(Saved entries)
════════════════════
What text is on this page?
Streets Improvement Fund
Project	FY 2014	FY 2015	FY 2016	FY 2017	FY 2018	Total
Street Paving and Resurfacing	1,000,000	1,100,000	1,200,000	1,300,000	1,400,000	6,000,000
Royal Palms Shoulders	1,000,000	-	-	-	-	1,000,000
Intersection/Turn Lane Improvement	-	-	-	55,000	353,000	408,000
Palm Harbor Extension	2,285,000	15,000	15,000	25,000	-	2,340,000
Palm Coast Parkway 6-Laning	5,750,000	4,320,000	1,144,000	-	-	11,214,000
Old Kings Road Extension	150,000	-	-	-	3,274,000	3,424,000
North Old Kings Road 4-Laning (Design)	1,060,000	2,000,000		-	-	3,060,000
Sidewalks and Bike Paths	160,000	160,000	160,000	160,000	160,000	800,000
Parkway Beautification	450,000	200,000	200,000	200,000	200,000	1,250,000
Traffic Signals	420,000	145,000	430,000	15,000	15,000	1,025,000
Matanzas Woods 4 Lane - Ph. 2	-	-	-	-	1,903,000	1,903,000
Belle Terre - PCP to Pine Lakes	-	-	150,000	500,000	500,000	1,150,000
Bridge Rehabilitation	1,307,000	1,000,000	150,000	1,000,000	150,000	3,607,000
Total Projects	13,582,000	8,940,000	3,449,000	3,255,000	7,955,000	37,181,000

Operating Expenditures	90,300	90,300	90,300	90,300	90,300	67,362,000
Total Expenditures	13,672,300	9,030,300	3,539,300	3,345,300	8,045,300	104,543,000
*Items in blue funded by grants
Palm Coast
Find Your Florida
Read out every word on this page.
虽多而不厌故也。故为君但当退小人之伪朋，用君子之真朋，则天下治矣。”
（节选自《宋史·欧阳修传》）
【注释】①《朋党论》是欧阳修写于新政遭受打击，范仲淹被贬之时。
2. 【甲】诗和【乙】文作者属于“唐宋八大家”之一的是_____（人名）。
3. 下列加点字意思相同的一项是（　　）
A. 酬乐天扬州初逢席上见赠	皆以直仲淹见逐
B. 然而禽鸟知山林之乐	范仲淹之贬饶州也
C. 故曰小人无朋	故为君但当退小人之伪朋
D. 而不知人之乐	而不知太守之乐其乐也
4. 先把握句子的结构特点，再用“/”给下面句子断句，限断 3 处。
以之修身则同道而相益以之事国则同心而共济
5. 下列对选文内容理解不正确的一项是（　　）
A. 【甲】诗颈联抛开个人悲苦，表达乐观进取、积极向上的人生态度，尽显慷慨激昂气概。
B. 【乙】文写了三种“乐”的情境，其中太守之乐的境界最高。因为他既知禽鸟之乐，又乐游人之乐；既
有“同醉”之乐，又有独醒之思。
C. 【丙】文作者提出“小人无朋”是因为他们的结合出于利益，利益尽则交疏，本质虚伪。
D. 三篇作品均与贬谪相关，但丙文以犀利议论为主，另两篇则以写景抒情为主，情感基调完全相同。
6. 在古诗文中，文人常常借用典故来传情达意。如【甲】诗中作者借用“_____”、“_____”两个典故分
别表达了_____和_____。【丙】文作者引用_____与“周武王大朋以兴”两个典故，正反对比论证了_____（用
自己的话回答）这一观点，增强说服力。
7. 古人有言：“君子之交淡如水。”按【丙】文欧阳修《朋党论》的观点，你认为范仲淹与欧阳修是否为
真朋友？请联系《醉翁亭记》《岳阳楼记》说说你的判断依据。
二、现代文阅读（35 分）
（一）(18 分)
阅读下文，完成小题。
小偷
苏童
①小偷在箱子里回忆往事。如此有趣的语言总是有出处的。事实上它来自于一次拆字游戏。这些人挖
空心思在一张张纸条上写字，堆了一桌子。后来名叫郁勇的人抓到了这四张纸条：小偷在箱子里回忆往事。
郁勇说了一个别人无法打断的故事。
════════════════════
*WHAT THE TASK REQUIRES:* Emit the records above again, exactly, with no line skipped.

*SOLUTION FOR THIS TASK:*
What text is on this page?
Streets Improvement Fund
Project	FY 2014	FY 2015	FY 2016	FY 2017	FY 2018	Total
Street Paving and Resurfacing	1,000,000	1,100,000	1,200,000	1,300,000	1,400,000	6,000,000
Royal Palms Shoulders	1,000,000	-	-	-	-	1,000,000
Intersection/Turn Lane Improvement	-	-	-	55,000	353,000	408,000
Palm Harbor Extension	2,285,000	15,000	15,000	25,000	-	2,340,000
Palm Coast Parkway 6-Laning	5,750,000	4,320,000	1,144,000	-	-	11,214,000
Old Kings Road Extension	150,000	-	-	-	3,274,000	3,424,000
North Old Kings Road 4-Laning (Design)	1,060,000	2,000,000		-	-	3,060,000
Sidewalks and Bike Paths	160,000	160,000	160,000	160,000	160,000	800,000
Parkway Beautification	450,000	200,000	200,000	200,000	200,000	1,250,000
Traffic Signals	420,000	145,000	430,000	15,000	15,000	1,025,000
Matanzas Woods 4 Lane - Ph. 2	-	-	-	-	1,903,000	1,903,000
Belle Terre - PCP to Pine Lakes	-	-	150,000	500,000	500,000	1,150,000
Bridge Rehabilitation	1,307,000	1,000,000	150,000	1,000,000	150,000	3,607,000
Total Projects	13,582,000	8,940,000	3,449,000	3,255,000	7,955,000	37,181,000

Operating Expenditures	90,300	90,300	90,300	90,300	90,300	67,362,000
Total Expenditures	13,672,300	9,030,300	3,539,300	3,345,300	8,045,300	104,543,000
*Items in blue funded by grants
Palm Coast
Find Your Florida
Read out every word on this page.
虽多而不厌故也。故为君但当退小人之伪朋，用君子之真朋，则天下治矣。”
（节选自《宋史·欧阳修传》）
【注释】①《朋党论》是欧阳修写于新政遭受打击，范仲淹被贬之时。
2. 【甲】诗和【乙】文作者属于“唐宋八大家”之一的是_____（人名）。
3. 下列加点字意思相同的一项是（　　）
A. 酬乐天扬州初逢席上见赠	皆以直仲淹见逐
B. 然而禽鸟知山林之乐	范仲淹之贬饶州也
C. 故曰小人无朋	故为君但当退小人之伪朋
D. 而不知人之乐	而不知太守之乐其乐也
4. 先把握句子的结构特点，再用“/”给下面句子断句，限断 3 处。
以之修身则同道而相益以之事国则同心而共济
5. 下列对选文内容理解不正确的一项是（　　）
A. 【甲】诗颈联抛开个人悲苦，表达乐观进取、积极向上的人生态度，尽显慷慨激昂气概。
B. 【乙】文写了三种“乐”的情境，其中太守之乐的境界最高。因为他既知禽鸟之乐，又乐游人之乐；既
有“同醉”之乐，又有独醒之思。
C. 【丙】文作者提出“小人无朋”是因为他们的结合出于利益，利益尽则交疏，本质虚伪。
D. 三篇作品均与贬谪相关，但丙文以犀利议论为主，另两篇则以写景抒情为主，情感基调完全相同。
6. 在古诗文中，文人常常借用典故来传情达意。如【甲】诗中作者借用“_____”、“_____”两个典故分
别表达了_____和_____。【丙】文作者引用_____与“周武王大朋以兴”两个典故，正反对比论证了_____（用
自己的话回答）这一观点，增强说服力。
7. 古人有言：“君子之交淡如水。”按【丙】文欧阳修《朋党论》的观点，你认为范仲淹与欧阳修是否为
真朋友？请联系《醉翁亭记》《岳阳楼记》说说你的判断依据。
二、现代文阅读（35 分）
（一）(18 分)
阅读下文，完成小题。
小偷
苏童
①小偷在箱子里回忆往事。如此有趣的语言总是有出处的。事实上它来自于一次拆字游戏。这些人挖
空心思在一张张纸条上写字，堆了一桌子。后来名叫郁勇的人抓到了这四张纸条：小偷在箱子里回忆往事。
郁勇说了一个别人无法打断的故事。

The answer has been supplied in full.